(Stored entries)
-------

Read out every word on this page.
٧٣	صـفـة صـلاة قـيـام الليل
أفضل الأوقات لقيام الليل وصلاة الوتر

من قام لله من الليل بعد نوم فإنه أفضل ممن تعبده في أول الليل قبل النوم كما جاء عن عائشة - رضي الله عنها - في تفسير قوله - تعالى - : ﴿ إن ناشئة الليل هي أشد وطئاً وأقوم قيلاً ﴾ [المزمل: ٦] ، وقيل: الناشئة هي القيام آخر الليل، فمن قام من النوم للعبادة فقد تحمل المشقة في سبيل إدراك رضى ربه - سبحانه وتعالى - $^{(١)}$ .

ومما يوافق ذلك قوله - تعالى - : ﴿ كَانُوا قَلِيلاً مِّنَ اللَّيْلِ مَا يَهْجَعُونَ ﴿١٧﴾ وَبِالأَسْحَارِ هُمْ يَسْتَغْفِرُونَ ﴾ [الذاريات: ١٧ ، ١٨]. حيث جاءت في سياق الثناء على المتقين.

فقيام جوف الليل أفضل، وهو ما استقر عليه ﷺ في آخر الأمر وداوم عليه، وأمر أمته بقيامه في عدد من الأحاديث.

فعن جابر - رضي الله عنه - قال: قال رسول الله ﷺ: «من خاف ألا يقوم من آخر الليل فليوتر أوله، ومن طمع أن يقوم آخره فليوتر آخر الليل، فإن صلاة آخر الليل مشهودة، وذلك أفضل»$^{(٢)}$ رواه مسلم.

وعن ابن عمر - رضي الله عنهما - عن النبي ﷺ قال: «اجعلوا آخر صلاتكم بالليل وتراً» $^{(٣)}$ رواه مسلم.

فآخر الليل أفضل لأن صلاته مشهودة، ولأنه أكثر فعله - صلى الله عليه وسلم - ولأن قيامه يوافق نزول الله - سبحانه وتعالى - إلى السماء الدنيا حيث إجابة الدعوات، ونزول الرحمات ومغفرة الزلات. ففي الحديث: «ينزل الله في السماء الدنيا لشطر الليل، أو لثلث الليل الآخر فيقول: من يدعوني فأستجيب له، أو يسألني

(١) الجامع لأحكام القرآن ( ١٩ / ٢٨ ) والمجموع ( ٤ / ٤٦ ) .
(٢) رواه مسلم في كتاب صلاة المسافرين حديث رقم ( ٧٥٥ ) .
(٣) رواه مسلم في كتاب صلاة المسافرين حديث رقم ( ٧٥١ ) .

-------

Problem requirements —
Write out every entry word for word.

Task output —
Read out every word on this page.
٧٣	صـفـة صـلاة قـيـام الليل
أفضل الأوقات لقيام الليل وصلاة الوتر

من قام لله من الليل بعد نوم فإنه أفضل ممن تعبده في أول الليل قبل النوم كما جاء عن عائشة - رضي الله عنها - في تفسير قوله - تعالى - : ﴿ إن ناشئة الليل هي أشد وطئاً وأقوم قيلاً ﴾ [المزمل: ٦] ، وقيل: الناشئة هي القيام آخر الليل، فمن قام من النوم للعبادة فقد تحمل المشقة في سبيل إدراك رضى ربه - سبحانه وتعالى - $^{(١)}$ .

ومما يوافق ذلك قوله - تعالى - : ﴿ كَانُوا قَلِيلاً مِّنَ اللَّيْلِ مَا يَهْجَعُونَ ﴿١٧﴾ وَبِالأَسْحَارِ هُمْ يَسْتَغْفِرُونَ ﴾ [الذاريات: ١٧ ، ١٨]. حيث جاءت في سياق الثناء على المتقين.

فقيام جوف الليل أفضل، وهو ما استقر عليه ﷺ في آخر الأمر وداوم عليه، وأمر أمته بقيامه في عدد من الأحاديث.

فعن جابر - رضي الله عنه - قال: قال رسول الله ﷺ: «من خاف ألا يقوم من آخر الليل فليوتر أوله، ومن طمع أن يقوم آخره فليوتر آخر الليل، فإن صلاة آخر الليل مشهودة، وذلك أفضل»$^{(٢)}$ رواه مسلم.

وعن ابن عمر - رضي الله عنهما - عن النبي ﷺ قال: «اجعلوا آخر صلاتكم بالليل وتراً» $^{(٣)}$ رواه مسلم.

فآخر الليل أفضل لأن صلاته مشهودة، ولأنه أكثر فعله - صلى الله عليه وسلم - ولأن قيامه يوافق نزول الله - سبحانه وتعالى - إلى السماء الدنيا حيث إجابة الدعوات، ونزول الرحمات ومغفرة الزلات. ففي الحديث: «ينزل الله في السماء الدنيا لشطر الليل، أو لثلث الليل الآخر فيقول: من يدعوني فأستجيب له، أو يسألني

(١) الجامع لأحكام القرآن ( ١٩ / ٢٨ ) والمجموع ( ٤ / ٤٦ ) .
(٢) رواه مسلم في كتاب صلاة المسافرين حديث رقم ( ٧٥٥ ) .
(٣) رواه مسلم في كتاب صلاة المسافرين حديث رقم ( ٧٥١ ) .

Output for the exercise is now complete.